• Written problem: Identify all lines in the listing that include the word "Kind", and copy them out.
━━━━━━━━━━
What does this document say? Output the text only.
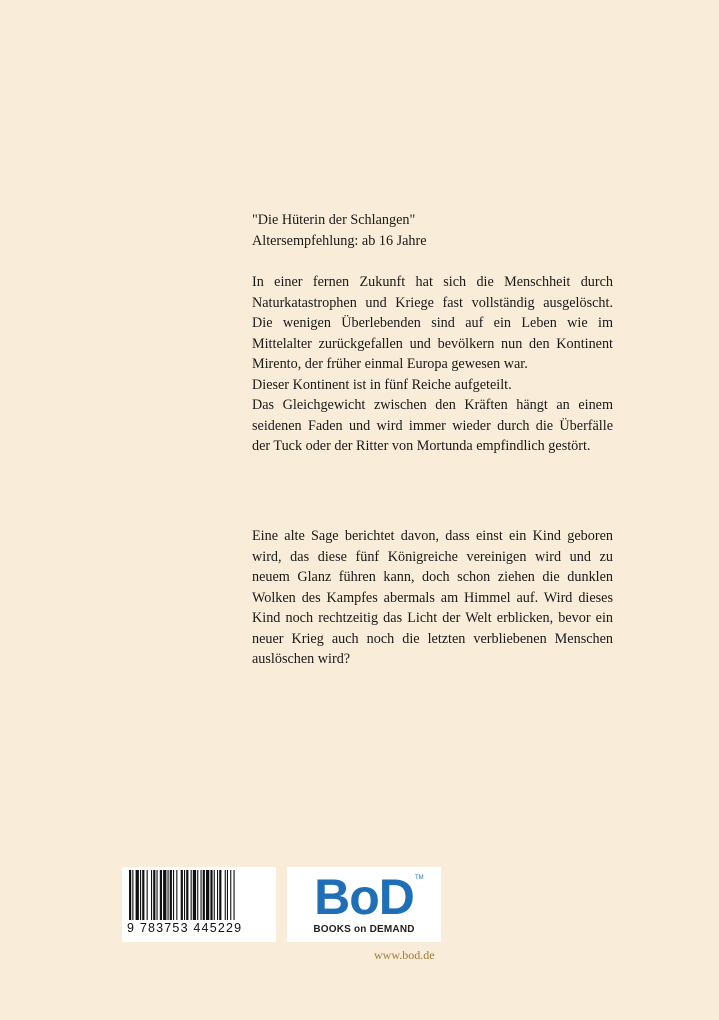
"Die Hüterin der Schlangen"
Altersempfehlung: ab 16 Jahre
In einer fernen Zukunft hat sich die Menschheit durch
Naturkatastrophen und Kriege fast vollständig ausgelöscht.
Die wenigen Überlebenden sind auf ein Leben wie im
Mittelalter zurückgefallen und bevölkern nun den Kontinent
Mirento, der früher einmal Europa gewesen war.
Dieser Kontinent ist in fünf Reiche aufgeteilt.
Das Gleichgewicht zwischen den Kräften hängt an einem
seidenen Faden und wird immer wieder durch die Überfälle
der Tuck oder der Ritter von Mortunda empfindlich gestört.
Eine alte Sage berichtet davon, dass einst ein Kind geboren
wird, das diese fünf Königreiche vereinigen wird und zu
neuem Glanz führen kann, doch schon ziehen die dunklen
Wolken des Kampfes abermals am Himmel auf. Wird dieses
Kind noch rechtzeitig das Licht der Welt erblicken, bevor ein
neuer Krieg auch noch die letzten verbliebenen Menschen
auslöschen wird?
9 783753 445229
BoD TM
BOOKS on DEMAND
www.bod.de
━━━━━━━━━━
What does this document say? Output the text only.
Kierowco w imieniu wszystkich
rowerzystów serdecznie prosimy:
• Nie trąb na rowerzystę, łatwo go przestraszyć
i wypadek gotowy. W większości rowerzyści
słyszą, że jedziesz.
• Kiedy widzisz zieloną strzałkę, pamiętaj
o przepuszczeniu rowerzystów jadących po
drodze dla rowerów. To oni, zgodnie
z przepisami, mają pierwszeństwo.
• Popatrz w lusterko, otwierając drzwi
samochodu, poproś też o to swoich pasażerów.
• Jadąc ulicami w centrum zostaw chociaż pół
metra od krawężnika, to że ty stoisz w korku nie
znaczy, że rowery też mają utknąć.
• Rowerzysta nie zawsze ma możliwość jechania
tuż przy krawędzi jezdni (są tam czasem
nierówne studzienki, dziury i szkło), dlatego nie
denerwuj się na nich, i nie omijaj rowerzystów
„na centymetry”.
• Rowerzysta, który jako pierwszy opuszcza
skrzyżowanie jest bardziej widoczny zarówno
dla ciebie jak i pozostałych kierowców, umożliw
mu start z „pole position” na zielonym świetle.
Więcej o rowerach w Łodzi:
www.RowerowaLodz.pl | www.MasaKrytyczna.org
━━━━━━━━━━
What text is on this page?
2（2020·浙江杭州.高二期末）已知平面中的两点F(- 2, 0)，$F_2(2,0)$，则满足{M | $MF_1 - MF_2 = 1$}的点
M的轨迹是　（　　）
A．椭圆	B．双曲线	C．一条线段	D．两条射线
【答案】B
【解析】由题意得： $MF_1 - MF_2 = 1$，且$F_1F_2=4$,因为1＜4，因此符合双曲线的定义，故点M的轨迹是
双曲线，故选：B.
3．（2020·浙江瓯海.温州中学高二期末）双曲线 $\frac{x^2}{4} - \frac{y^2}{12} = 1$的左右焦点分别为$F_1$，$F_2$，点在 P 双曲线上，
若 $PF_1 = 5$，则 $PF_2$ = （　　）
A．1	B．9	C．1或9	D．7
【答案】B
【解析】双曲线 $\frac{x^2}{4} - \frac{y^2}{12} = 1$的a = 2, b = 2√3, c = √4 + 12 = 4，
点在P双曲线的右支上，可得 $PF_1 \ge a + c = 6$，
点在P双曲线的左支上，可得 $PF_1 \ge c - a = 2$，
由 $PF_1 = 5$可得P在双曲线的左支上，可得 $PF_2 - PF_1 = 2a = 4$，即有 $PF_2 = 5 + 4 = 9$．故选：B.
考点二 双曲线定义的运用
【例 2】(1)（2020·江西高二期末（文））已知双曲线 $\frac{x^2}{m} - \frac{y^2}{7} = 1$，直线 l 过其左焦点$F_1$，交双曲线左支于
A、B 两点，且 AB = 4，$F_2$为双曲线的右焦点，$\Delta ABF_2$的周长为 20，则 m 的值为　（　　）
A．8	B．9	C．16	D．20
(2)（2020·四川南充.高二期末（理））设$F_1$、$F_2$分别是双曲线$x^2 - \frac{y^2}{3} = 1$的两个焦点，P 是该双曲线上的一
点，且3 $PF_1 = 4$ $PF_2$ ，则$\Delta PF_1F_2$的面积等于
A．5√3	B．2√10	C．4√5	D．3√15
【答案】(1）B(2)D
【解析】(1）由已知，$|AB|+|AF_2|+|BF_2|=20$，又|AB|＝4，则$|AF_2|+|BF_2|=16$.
━━━━━━━━━━
• Result of the task:
Eine alte Sage berichtet davon, dass einst ein Kind geboren
Kind noch rechtzeitig das Licht der Welt erblicken, bevor ein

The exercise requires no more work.